Retype the records below without any changes, from the first line through the line that contains "option-a: A. missing;".

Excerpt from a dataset
## Start

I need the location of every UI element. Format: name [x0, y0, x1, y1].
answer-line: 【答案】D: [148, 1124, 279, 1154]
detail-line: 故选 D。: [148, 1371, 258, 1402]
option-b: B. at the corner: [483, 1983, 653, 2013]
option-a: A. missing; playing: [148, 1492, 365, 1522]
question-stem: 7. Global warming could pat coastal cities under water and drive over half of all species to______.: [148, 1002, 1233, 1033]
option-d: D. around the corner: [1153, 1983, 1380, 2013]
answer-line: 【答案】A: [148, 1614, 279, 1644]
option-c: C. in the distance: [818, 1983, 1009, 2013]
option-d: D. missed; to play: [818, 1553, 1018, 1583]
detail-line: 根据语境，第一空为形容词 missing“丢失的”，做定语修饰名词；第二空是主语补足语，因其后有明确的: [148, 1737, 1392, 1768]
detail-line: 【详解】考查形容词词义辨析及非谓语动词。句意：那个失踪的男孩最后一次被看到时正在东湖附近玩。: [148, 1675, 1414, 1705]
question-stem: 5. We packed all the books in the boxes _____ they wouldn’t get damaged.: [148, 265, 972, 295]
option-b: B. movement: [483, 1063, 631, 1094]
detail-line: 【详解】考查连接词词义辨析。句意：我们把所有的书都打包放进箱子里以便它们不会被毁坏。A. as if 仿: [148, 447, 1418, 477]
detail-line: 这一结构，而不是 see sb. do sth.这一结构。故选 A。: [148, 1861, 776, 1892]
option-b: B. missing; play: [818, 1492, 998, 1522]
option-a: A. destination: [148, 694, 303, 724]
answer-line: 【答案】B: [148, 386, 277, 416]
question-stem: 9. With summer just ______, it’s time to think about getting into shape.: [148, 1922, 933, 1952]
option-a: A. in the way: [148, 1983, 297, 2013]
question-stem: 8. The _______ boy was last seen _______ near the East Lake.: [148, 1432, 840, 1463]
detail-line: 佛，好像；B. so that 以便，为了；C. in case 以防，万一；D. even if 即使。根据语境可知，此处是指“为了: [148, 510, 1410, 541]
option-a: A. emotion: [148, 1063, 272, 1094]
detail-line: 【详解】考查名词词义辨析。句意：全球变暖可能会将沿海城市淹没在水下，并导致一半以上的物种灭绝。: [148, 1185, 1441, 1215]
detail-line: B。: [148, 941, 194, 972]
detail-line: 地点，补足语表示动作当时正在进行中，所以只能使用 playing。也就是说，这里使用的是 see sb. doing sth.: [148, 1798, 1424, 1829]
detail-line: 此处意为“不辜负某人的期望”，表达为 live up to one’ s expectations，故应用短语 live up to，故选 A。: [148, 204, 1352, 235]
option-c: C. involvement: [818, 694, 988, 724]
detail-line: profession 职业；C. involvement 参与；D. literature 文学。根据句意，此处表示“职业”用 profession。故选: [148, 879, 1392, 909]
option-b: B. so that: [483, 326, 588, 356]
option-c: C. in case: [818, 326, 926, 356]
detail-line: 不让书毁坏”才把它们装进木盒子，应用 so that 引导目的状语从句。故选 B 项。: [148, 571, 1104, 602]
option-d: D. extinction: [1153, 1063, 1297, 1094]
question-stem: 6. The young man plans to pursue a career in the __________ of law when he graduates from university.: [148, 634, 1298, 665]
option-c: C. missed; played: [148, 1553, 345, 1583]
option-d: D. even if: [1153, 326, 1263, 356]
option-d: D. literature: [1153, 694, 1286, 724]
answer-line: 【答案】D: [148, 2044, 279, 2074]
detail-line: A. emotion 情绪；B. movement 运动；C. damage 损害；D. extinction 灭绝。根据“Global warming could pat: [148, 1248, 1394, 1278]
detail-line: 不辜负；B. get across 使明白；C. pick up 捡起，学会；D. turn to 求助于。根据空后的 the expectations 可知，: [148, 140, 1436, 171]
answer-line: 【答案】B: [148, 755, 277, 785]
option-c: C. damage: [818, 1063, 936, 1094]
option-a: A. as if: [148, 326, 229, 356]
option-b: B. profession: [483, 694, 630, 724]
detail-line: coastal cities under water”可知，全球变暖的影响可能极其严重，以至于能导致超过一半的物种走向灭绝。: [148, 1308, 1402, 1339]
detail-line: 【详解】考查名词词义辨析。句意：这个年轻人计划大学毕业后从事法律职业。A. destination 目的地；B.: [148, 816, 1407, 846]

## End

Response to this exercise
I need the location of every UI element. Format: name [x0, y0, x1, y1].
answer-line: 【答案】D: [148, 1124, 279, 1154]
detail-line: 故选 D。: [148, 1371, 258, 1402]
option-b: B. at the corner: [483, 1983, 653, 2013]
option-a: A. missing; playing: [148, 1492, 365, 1522]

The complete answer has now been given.